** START RECORD EXTRACTS **
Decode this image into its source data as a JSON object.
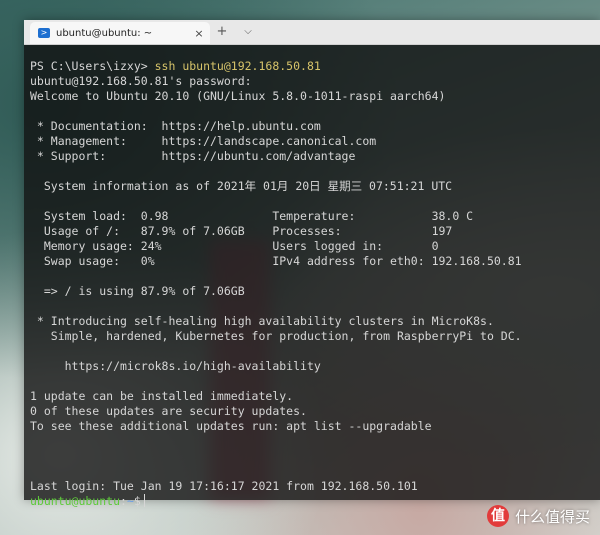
{
  "window": {
    "tab_icon": "powershell-icon",
    "tab_title": "ubuntu@ubuntu: ~",
    "close_glyph": "×",
    "new_tab_glyph": "+",
    "dropdown_glyph": "⌵"
  },
  "terminal": {
    "prompt_ps": "PS C:\\Users\\izxy> ",
    "cmd_ssh": "ssh ubuntu@192.168.50.81",
    "lines": {
      "l2": "ubuntu@192.168.50.81's password:",
      "l3": "Welcome to Ubuntu 20.10 (GNU/Linux 5.8.0-1011-raspi aarch64)",
      "l5": " * Documentation:  https://help.ubuntu.com",
      "l6": " * Management:     https://landscape.canonical.com",
      "l7": " * Support:        https://ubuntu.com/advantage",
      "l9": "  System information as of 2021年 01月 20日 星期三 07:51:21 UTC",
      "l11": "  System load:  0.98               Temperature:           38.0 C",
      "l12": "  Usage of /:   87.9% of 7.06GB    Processes:             197",
      "l13": "  Memory usage: 24%                Users logged in:       0",
      "l14": "  Swap usage:   0%                 IPv4 address for eth0: 192.168.50.81",
      "l16": "  => / is using 87.9% of 7.06GB",
      "l18": " * Introducing self-healing high availability clusters in MicroK8s.",
      "l19": "   Simple, hardened, Kubernetes for production, from RaspberryPi to DC.",
      "l21": "     https://microk8s.io/high-availability",
      "l23": "1 update can be installed immediately.",
      "l24": "0 of these updates are security updates.",
      "l25": "To see these additional updates run: apt list --upgradable",
      "l29": "Last login: Tue Jan 19 17:16:17 2021 from 192.168.50.101"
    },
    "final_prompt": {
      "user_host": "ubuntu@ubuntu",
      "sep": ":",
      "path": "~",
      "dollar": "$"
    }
  },
  "watermark": {
    "logo": "值",
    "text": "什么值得买"
  }
}
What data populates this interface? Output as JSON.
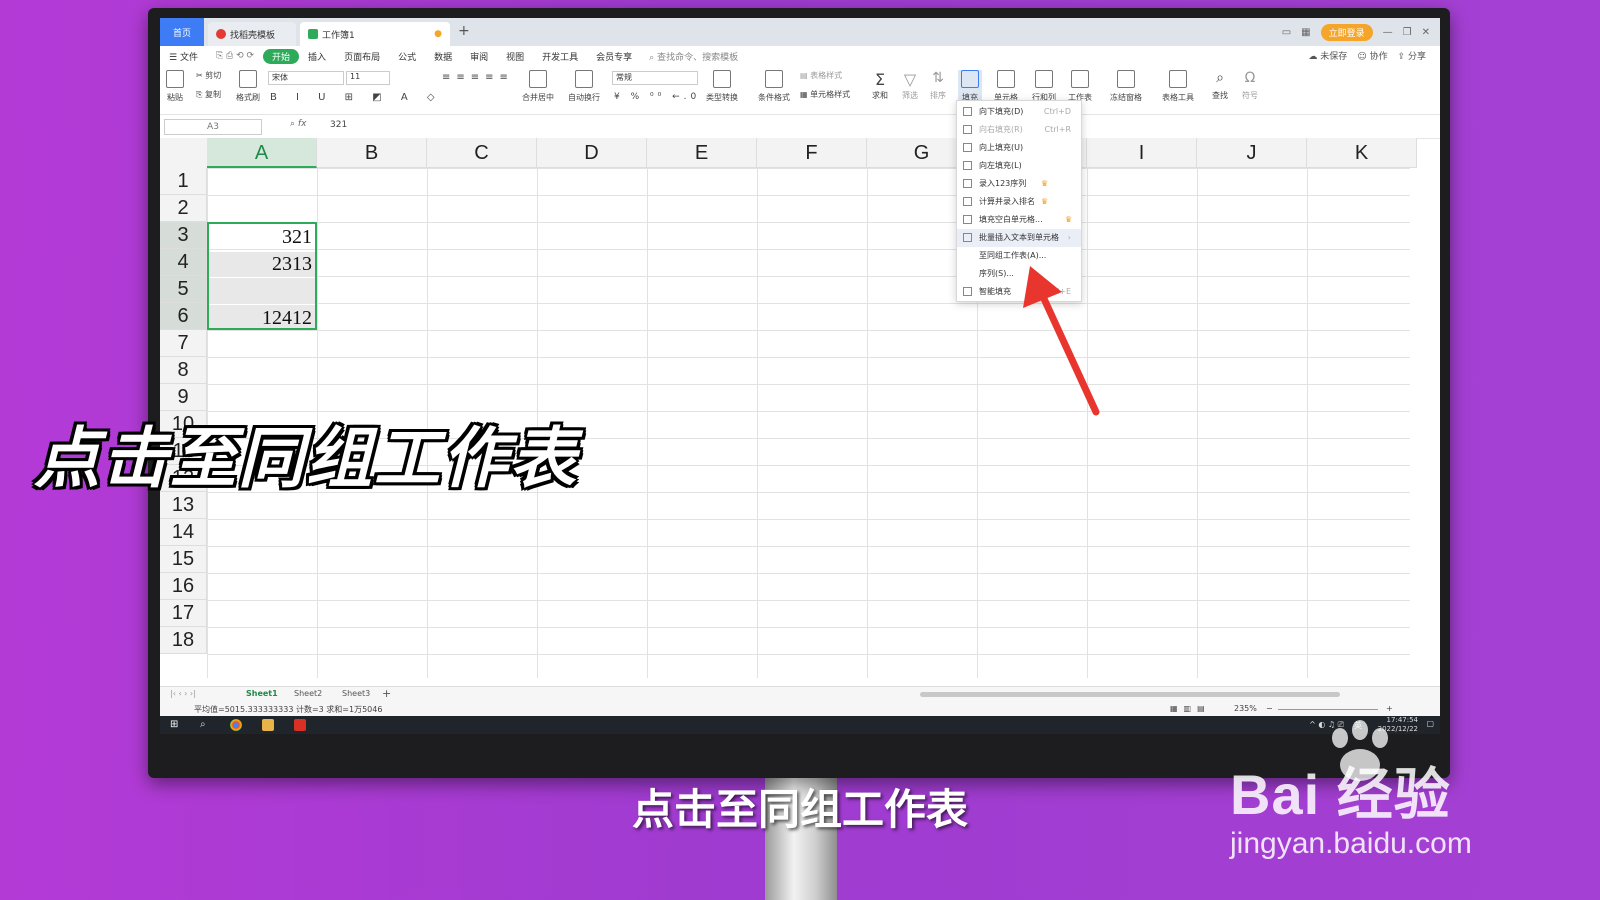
{
  "titlebar": {
    "home_tab": "首页",
    "tab1": "找稻壳模板",
    "tab2": "工作簿1",
    "login": "立即登录"
  },
  "menu": {
    "file": "文件",
    "items": [
      "开始",
      "插入",
      "页面布局",
      "公式",
      "数据",
      "审阅",
      "视图",
      "开发工具",
      "会员专享"
    ],
    "search": "查找命令、搜索模板",
    "unsaved": "未保存",
    "collab": "协作",
    "share": "分享"
  },
  "ribbon": {
    "paste": "粘贴",
    "cut": "剪切",
    "copy": "复制",
    "format_painter": "格式刷",
    "font_name": "宋体",
    "font_size": "11",
    "merge": "合并居中",
    "wrap": "自动换行",
    "number_format": "常规",
    "type_convert": "类型转换",
    "cond_format": "条件格式",
    "table_style": "表格样式",
    "cell_style": "单元格样式",
    "sum": "求和",
    "filter": "筛选",
    "sort": "排序",
    "fill": "填充",
    "cell": "单元格",
    "rowcol": "行和列",
    "sheet": "工作表",
    "freeze": "冻结窗格",
    "table_tools": "表格工具",
    "find": "查找",
    "symbol": "符号"
  },
  "formula_bar": {
    "name_box": "A3",
    "fx": "fx",
    "value": "321"
  },
  "grid": {
    "columns": [
      "A",
      "B",
      "C",
      "D",
      "E",
      "F",
      "G",
      "H",
      "I",
      "J",
      "K"
    ],
    "rows": [
      "1",
      "2",
      "3",
      "4",
      "5",
      "6",
      "7",
      "8",
      "9",
      "10",
      "11",
      "12",
      "13",
      "14",
      "15",
      "16",
      "17",
      "18"
    ],
    "cells": {
      "A3": "321",
      "A4": "2313",
      "A5": "",
      "A6": "12412"
    }
  },
  "fill_menu": {
    "items": [
      {
        "label": "向下填充(D)",
        "shortcut": "Ctrl+D",
        "disabled": false,
        "vip": false
      },
      {
        "label": "向右填充(R)",
        "shortcut": "Ctrl+R",
        "disabled": true,
        "vip": false
      },
      {
        "label": "向上填充(U)",
        "shortcut": "",
        "disabled": false,
        "vip": false
      },
      {
        "label": "向左填充(L)",
        "shortcut": "",
        "disabled": false,
        "vip": false
      },
      {
        "label": "录入123序列",
        "shortcut": "",
        "disabled": false,
        "vip": true
      },
      {
        "label": "计算并录入排名",
        "shortcut": "",
        "disabled": false,
        "vip": true
      },
      {
        "label": "填充空白单元格...",
        "shortcut": "",
        "disabled": false,
        "vip": true
      },
      {
        "label": "批量插入文本到单元格",
        "shortcut": "›",
        "disabled": false,
        "vip": false
      },
      {
        "label": "至同组工作表(A)...",
        "shortcut": "",
        "disabled": false,
        "vip": false
      },
      {
        "label": "序列(S)...",
        "shortcut": "",
        "disabled": false,
        "vip": false
      },
      {
        "label": "智能填充",
        "shortcut": "Ctrl+E",
        "disabled": false,
        "vip": false
      }
    ]
  },
  "sheets": [
    "Sheet1",
    "Sheet2",
    "Sheet3"
  ],
  "status": {
    "stats": "平均值=5015.333333333  计数=3  求和=1万5046",
    "zoom": "235%"
  },
  "taskbar": {
    "time": "17:47:54",
    "date": "2022/12/22",
    "ime": "英"
  },
  "overlay": {
    "caption": "点击至同组工作表",
    "subtitle": "点击至同组工作表",
    "watermark_brand": "Bai  经验",
    "watermark_url": "jingyan.baidu.com"
  },
  "colors": {
    "background": "#a93cd3",
    "accent_green": "#2eaa5b",
    "arrow_red": "#e8362f",
    "wps_blue": "#3d7cf5"
  }
}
** END RECORD EXTRACTS **
*SHORT TASK*.
Each entry above is to be written out again unchanged, apart from the pictures, which are left out.

*SOLUTION BELOW*.
Decode this image into its source data as a JSON object.
{
  "window": {
    "tab_icon": "powershell-icon",
    "tab_title": "ubuntu@ubuntu: ~",
    "close_glyph": "×",
    "new_tab_glyph": "+",
    "dropdown_glyph": "⌵"
  },
  "terminal": {
    "prompt_ps": "PS C:\\Users\\izxy> ",
    "cmd_ssh": "ssh ubuntu@192.168.50.81",
    "lines": {
      "l2": "ubuntu@192.168.50.81's password:",
      "l3": "Welcome to Ubuntu 20.10 (GNU/Linux 5.8.0-1011-raspi aarch64)",
      "l5": " * Documentation:  https://help.ubuntu.com",
      "l6": " * Management:     https://landscape.canonical.com",
      "l7": " * Support:        https://ubuntu.com/advantage",
      "l9": "  System information as of 2021年 01月 20日 星期三 07:51:21 UTC",
      "l11": "  System load:  0.98               Temperature:           38.0 C",
      "l12": "  Usage of /:   87.9% of 7.06GB    Processes:             197",
      "l13": "  Memory usage: 24%                Users logged in:       0",
      "l14": "  Swap usage:   0%                 IPv4 address for eth0: 192.168.50.81",
      "l16": "  => / is using 87.9% of 7.06GB",
      "l18": " * Introducing self-healing high availability clusters in MicroK8s.",
      "l19": "   Simple, hardened, Kubernetes for production, from RaspberryPi to DC.",
      "l21": "     https://microk8s.io/high-availability",
      "l23": "1 update can be installed immediately.",
      "l24": "0 of these updates are security updates.",
      "l25": "To see these additional updates run: apt list --upgradable",
      "l29": "Last login: Tue Jan 19 17:16:17 2021 from 192.168.50.101"
    },
    "final_prompt": {
      "user_host": "ubuntu@ubuntu",
      "sep": ":",
      "path": "~",
      "dollar": "$"
    }
  },
  "watermark": {
    "logo": "值",
    "text": "什么值得买"
  }
}
What data populates this interface? Output as JSON.
{
  "titlebar": {
    "home_tab": "首页",
    "tab1": "找稻壳模板",
    "tab2": "工作簿1",
    "login": "立即登录"
  },
  "menu": {
    "file": "文件",
    "items": [
      "开始",
      "插入",
      "页面布局",
      "公式",
      "数据",
      "审阅",
      "视图",
      "开发工具",
      "会员专享"
    ],
    "search": "查找命令、搜索模板",
    "unsaved": "未保存",
    "collab": "协作",
    "share": "分享"
  },
  "ribbon": {
    "paste": "粘贴",
    "cut": "剪切",
    "copy": "复制",
    "format_painter": "格式刷",
    "font_name": "宋体",
    "font_size": "11",
    "merge": "合并居中",
    "wrap": "自动换行",
    "number_format": "常规",
    "type_convert": "类型转换",
    "cond_format": "条件格式",
    "table_style": "表格样式",
    "cell_style": "单元格样式",
    "sum": "求和",
    "filter": "筛选",
    "sort": "排序",
    "fill": "填充",
    "cell": "单元格",
    "rowcol": "行和列",
    "sheet": "工作表",
    "freeze": "冻结窗格",
    "table_tools": "表格工具",
    "find": "查找",
    "symbol": "符号"
  },
  "formula_bar": {
    "name_box": "A3",
    "fx": "fx",
    "value": "321"
  },
  "grid": {
    "columns": [
      "A",
      "B",
      "C",
      "D",
      "E",
      "F",
      "G",
      "H",
      "I",
      "J",
      "K"
    ],
    "rows": [
      "1",
      "2",
      "3",
      "4",
      "5",
      "6",
      "7",
      "8",
      "9",
      "10",
      "11",
      "12",
      "13",
      "14",
      "15",
      "16",
      "17",
      "18"
    ],
    "cells": {
      "A3": "321",
      "A4": "2313",
      "A5": "",
      "A6": "12412"
    }
  },
  "fill_menu": {
    "items": [
      {
        "label": "向下填充(D)",
        "shortcut": "Ctrl+D",
        "disabled": false,
        "vip": false
      },
      {
        "label": "向右填充(R)",
        "shortcut": "Ctrl+R",
        "disabled": true,
        "vip": false
      },
      {
        "label": "向上填充(U)",
        "shortcut": "",
        "disabled": false,
        "vip": false
      },
      {
        "label": "向左填充(L)",
        "shortcut": "",
        "disabled": false,
        "vip": false
      },
      {
        "label": "录入123序列",
        "shortcut": "",
        "disabled": false,
        "vip": true
      },
      {
        "label": "计算并录入排名",
        "shortcut": "",
        "disabled": false,
        "vip": true
      },
      {
        "label": "填充空白单元格...",
        "shortcut": "",
        "disabled": false,
        "vip": true
      },
      {
        "label": "批量插入文本到单元格",
        "shortcut": "›",
        "disabled": false,
        "vip": false
      },
      {
        "label": "至同组工作表(A)...",
        "shortcut": "",
        "disabled": false,
        "vip": false
      },
      {
        "label": "序列(S)...",
        "shortcut": "",
        "disabled": false,
        "vip": false
      },
      {
        "label": "智能填充",
        "shortcut": "Ctrl+E",
        "disabled": false,
        "vip": false
      }
    ]
  },
  "sheets": [
    "Sheet1",
    "Sheet2",
    "Sheet3"
  ],
  "status": {
    "stats": "平均值=5015.333333333  计数=3  求和=1万5046",
    "zoom": "235%"
  },
  "taskbar": {
    "time": "17:47:54",
    "date": "2022/12/22",
    "ime": "英"
  },
  "overlay": {
    "caption": "点击至同组工作表",
    "subtitle": "点击至同组工作表",
    "watermark_brand": "Bai  经验",
    "watermark_url": "jingyan.baidu.com"
  },
  "colors": {
    "background": "#a93cd3",
    "accent_green": "#2eaa5b",
    "arrow_red": "#e8362f",
    "wps_blue": "#3d7cf5"
  }
}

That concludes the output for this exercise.